__Supplied entries__
⟨
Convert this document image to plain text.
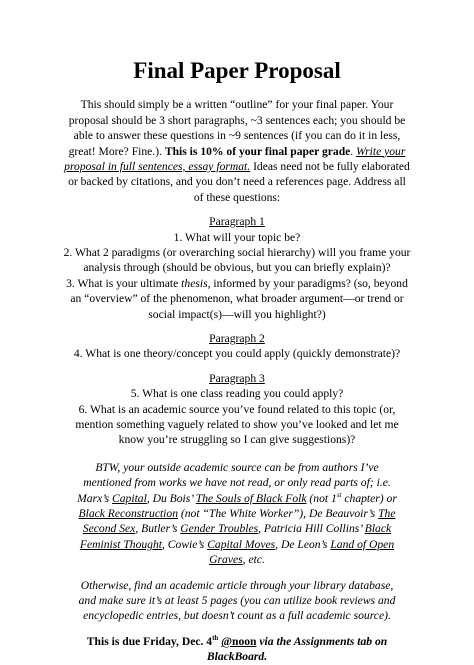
Final Paper Proposal

This should simply be a written “outline” for your final paper. Your proposal should be 3 short paragraphs, ~3 sentences each; you should be able to answer these questions in ~9 sentences (if you can do it in less, great! More? Fine.). This is 10% of your final paper grade. Write your proposal in full sentences, essay format. Ideas need not be fully elaborated or backed by citations, and you don’t need a references page. Address all of these questions:

Paragraph 1

1. What will your topic be?
2. What 2 paradigms (or overarching social hierarchy) will you frame your analysis through (should be obvious, but you can briefly explain)?
3. What is your ultimate thesis, informed by your paradigms? (so, beyond an “overview” of the phenomenon, what broader argument—or trend or social impact(s)—will you highlight?)

Paragraph 2

4. What is one theory/concept you could apply (quickly demonstrate)?

Paragraph 3

5. What is one class reading you could apply?
6. What is an academic source you’ve found related to this topic (or, mention something vaguely related to show you’ve looked and let me know you’re struggling so I can give suggestions)?

BTW, your outside academic source can be from authors I’ve mentioned from works we have not read, or only read parts of; i.e. Marx’s Capital, Du Bois’ The Souls of Black Folk (not 1st chapter) or Black Reconstruction (not “The White Worker”), De Beauvoir’s The Second Sex, Butler’s Gender Troubles, Patricia Hill Collins’ Black Feminist Thought, Cowie’s Capital Moves, De Leon’s Land of Open Graves, etc.

Otherwise, find an academic article through your library database, and make sure it’s at least 5 pages (you can utilize book reviews and encyclopedic entries, but doesn’t count as a full academic source).

This is due Friday, Dec. 4th @noon via the Assignments tab on BlackBoard.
⟩
__Exercise requirements__
Using the listing, say how many lines include the word "could", and add nothing else.

__Exercise answer__
2